◆ What needs to be done
In the material below, find all lines with the string "value" and copy them.

◆ Exercise material
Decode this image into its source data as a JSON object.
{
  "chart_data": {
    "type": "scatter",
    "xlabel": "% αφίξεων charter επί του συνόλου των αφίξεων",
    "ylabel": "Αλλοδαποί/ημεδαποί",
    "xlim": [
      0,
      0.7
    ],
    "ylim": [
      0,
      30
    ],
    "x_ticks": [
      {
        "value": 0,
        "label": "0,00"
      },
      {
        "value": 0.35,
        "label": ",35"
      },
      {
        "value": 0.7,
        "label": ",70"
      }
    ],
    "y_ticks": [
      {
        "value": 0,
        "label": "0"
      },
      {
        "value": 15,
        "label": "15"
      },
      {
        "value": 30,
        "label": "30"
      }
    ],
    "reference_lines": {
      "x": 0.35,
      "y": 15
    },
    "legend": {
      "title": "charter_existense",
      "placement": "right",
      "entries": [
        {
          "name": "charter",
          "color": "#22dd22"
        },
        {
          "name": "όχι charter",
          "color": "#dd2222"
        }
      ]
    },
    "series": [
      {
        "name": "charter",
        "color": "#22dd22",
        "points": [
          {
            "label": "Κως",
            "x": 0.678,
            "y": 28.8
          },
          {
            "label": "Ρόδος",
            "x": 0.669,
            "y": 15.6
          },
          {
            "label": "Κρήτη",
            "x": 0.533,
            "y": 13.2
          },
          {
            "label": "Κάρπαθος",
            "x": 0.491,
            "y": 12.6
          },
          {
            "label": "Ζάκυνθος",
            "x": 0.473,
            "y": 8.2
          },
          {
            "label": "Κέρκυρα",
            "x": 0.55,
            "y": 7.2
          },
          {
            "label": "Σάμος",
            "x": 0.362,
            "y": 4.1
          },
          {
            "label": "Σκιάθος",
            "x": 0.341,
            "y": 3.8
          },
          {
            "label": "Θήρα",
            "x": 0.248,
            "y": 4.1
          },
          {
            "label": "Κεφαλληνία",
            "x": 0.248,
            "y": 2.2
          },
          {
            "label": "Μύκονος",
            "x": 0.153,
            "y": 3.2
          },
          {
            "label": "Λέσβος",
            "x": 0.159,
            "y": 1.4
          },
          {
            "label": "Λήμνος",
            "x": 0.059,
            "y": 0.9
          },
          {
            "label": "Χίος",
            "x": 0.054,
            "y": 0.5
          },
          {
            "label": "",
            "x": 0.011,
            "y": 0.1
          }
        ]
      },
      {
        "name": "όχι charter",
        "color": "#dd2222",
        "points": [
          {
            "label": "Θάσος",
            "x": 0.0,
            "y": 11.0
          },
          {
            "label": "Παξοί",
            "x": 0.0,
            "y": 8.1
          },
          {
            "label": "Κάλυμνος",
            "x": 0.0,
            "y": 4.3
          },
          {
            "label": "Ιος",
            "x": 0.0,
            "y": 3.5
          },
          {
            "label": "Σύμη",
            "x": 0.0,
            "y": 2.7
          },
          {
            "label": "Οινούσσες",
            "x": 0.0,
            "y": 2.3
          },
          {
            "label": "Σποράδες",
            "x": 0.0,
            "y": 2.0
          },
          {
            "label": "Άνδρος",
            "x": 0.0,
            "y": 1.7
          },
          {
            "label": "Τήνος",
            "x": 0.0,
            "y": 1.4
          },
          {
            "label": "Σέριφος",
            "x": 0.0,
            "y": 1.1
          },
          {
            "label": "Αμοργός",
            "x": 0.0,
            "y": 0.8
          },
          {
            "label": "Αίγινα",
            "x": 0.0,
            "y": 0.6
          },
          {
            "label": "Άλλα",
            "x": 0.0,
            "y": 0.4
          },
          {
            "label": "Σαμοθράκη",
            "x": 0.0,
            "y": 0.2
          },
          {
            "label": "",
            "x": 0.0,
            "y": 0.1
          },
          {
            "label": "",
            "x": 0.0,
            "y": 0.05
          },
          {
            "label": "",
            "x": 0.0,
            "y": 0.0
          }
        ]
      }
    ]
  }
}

◆ Written answer
        "value": 0,
        "value": 0.35,
        "value": 0.7,
        "value": 0,
        "value": 15,
        "value": 30,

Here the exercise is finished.